Siamo tutti un po’ ansiosi? La risposta è sì, perché provare ansia è parte della vita, tutti abbiamo la nostra parte di ansia.

A livelli moderati l’ansia serve a stimolarci e a motivarci. Vi sono dei casi però in cui diventa troppo intensa e invadente. Inizia ad essere un vero e proprio disturbo fino a rendere difficile il quotidiano, minando la qualità della nostra vita sociale e personale.

Come l’antica divinità romana, Giano, anche l’ansia ha due volti.

Con uno può sconvolgere l’esistenza di una persona e di chi le stà vicino; con l’altro volto favorisce e spinge il miglioramento e preme per raggiungere i propri obiettivi.

Quale la linea di confine tra ansia sana e patologica?

La linea di confine tra ansia normale e patologica risiede nella quantità piuttosto che nella qualità.

Ad esempio non è patologico tenersi puliti, prendersi cura della propria salute o essere un po’ angosciati per la malattia di una persona cara.

L’ansia è patologica quando la persona diventa esageratamente attenta all’igiene personale e trascorre gran parte del tempo a lavarsi e ri lavarsi, anche se si rende conto di essere esagerata. Oppure quando la persona è talmente angosciata e terrorizzata dall’idea di contrarre un virus o una malattia, in tema in questi nostri giorni, da arrivare a condurre una vita ritirata, senza rapporti sociali.

Non è scritto nel destino di una persona che debba essere ansiosa o piena di fobie e insicurezze per cui la vita diventa un percorso fatto di ostacoli da evitare. Sono diverse le tecniche che possiamo imparare per fargli fronte.

Come la mindfulness può venirci in aiuto?

Partendo da ciò che affermava A. Lowen “The only way out is down”, cioè la vera via di uscita dalle soluzioni non è la fuga ma approfondire il problema per comprenderlo meglio, la mindfulness ci può aiutare a percorrere, anzichè la strada dell’evitamento, la strada della consapevolezza.

================

COSA FARAI:
A. Riporta dal testo sull'ansia il passo che comincia con "A livelli moderati" e si chiude con "una persona cara.".
B. Traduci in inglese questa frase del testo sull'ansia: "La linea di confine tra ansia normale e patologica risiede nella quantità piuttosto che nella qualità."
C. Continua il testo sull'ansia partendo dopo la sua ultima frase.

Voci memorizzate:
================

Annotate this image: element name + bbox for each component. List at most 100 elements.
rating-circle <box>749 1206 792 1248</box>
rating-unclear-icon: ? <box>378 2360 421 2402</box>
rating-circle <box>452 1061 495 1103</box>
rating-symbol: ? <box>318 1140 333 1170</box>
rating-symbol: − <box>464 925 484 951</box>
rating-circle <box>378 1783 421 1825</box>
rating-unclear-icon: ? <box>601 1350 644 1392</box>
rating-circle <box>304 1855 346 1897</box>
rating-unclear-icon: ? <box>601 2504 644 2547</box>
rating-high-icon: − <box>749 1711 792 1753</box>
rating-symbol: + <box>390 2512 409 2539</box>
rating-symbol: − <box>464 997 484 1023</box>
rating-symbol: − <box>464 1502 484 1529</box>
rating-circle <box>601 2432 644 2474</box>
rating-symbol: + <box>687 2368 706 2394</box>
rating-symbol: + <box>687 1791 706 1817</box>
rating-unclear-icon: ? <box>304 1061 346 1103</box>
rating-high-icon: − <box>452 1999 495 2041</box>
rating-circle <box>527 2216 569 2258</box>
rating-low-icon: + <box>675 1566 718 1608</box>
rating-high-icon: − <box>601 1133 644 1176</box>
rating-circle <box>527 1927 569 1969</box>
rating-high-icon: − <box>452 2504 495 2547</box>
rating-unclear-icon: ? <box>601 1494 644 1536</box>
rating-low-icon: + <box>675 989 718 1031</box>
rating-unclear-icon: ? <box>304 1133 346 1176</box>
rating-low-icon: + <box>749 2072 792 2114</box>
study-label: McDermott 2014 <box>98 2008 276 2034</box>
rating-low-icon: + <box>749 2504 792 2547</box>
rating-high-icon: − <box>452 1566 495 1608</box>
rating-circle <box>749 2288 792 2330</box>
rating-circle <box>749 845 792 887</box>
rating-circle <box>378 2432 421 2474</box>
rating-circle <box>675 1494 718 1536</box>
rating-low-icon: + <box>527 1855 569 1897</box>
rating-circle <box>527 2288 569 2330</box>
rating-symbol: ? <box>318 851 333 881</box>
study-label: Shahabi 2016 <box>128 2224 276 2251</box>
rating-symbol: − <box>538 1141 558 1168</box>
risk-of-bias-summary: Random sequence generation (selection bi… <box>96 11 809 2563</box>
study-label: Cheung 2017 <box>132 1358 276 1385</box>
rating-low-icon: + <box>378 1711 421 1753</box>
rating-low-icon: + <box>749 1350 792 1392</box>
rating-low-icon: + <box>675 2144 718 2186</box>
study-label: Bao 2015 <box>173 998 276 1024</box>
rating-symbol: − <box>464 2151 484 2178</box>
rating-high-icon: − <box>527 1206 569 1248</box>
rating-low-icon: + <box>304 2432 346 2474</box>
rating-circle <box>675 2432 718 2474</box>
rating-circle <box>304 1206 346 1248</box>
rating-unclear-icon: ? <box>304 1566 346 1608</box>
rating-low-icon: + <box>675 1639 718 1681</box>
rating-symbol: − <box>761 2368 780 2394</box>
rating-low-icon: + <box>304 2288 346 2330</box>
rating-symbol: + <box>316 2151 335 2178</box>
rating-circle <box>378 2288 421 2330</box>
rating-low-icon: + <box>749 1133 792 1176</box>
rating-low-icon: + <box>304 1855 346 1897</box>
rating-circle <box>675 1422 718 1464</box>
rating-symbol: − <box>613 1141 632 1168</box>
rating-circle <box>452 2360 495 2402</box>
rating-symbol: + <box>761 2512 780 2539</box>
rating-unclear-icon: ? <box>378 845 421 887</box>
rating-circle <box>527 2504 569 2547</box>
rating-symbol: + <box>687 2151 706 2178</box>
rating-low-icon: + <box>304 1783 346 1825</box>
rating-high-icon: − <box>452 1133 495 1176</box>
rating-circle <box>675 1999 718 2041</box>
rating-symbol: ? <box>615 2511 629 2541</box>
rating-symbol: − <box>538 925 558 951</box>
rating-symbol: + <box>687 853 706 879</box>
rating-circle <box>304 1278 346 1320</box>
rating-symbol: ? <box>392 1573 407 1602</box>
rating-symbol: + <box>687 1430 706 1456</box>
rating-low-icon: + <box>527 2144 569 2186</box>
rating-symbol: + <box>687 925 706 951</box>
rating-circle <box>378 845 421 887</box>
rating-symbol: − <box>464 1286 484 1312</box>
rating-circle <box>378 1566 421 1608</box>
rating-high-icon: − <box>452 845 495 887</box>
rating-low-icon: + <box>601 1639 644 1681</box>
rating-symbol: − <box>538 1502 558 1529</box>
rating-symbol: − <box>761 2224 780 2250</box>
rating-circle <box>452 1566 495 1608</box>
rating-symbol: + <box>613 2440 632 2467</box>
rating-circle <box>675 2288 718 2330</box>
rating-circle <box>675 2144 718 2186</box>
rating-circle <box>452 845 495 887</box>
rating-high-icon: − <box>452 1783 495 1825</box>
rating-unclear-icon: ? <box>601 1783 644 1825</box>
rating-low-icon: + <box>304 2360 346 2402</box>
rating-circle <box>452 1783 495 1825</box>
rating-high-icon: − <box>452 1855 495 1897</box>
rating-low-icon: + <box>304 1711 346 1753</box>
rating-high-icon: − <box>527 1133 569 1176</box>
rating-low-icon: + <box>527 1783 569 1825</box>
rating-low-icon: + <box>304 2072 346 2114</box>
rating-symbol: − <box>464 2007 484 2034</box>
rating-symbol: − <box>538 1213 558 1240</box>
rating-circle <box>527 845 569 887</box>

================

ESERCIZI RISOLTI:
A.
A livelli moderati l’ansia serve a stimolarci e a motivarci. Vi sono dei casi però in cui diventa troppo intensa e invadente. Inizia ad essere un vero e proprio disturbo fino a rendere difficile il quotidiano, minando la qualità della nostra vita sociale e personale.

Come l’antica divinità romana, Giano, anche l’ansia ha due volti.

Con uno può sconvolgere l’esistenza di una persona e di chi le stà vicino; con l’altro volto favorisce e spinge il miglioramento e preme per raggiungere i propri obiettivi.

Quale la linea di confine tra ansia sana e patologica?

La linea di confine tra ansia normale e patologica risiede nella quantità piuttosto che nella qualità.

Ad esempio non è patologico tenersi puliti, prendersi cura della propria salute o essere un po’ angosciati per la malattia di una persona cara.

B. The boundary between normal and pathological anxiety lies in quantity rather than in quality.

C.
Esercizio della sensazione ansiosa

Quando senti montare la sensazione di ansia vedi se riesci a prendere consapevolezza delle tue reazioni. Cosa l’ha scatenata? In quei momenti è utile verificare cosa ti sta passando per la testa, percependo il tuo stato d’animo. Fermati un momento e poniti le seguenti domande:

  • Che cosa sta succedendo nella mia mente?
  • Che sensazioni fisiche sto provando?
  • Quali reazioni mi rendo conto di provare?

Se scopri di sentirti travolto o frustrato è probabile che tu sia nella reazione automatica del dover fare qualcosa per non sentirti così.

Prova ad accettare che alcune esperienze della mente possono essere sgradevoli e ci può essere tanta turbolenza fatta da frustrazione, ansia e una certa rabbia.

Cerca di non mandarla via, stai eretto, respira.

Prova ad essere presente e ad accettare che questo è un momento della tua vita.

Pian piano diventerà sempre meno probabile che queste sensazioni si espandano in vortici incontrollabili e diventerà sempre più chiaro quale sia la strada da prendere per non vivere facendo lo slalom tra gli ostacoli della nostra vita.

Lascia andare ogni cosa tranne questo preciso istante

Promettiti di lasciarti alle spalle il lavoro

e i pensieri sulla gioventù che è trascorsa

o sulla serata che sta arrivando.

Segui il respiro e basta.

Inspirando porta la tua piena attenzione all’inspirazione,

espirando, porta la tua piena attenzione all’espirazione,

lasciando che siano come sono

senza cercare in alcun modo di cambiarle.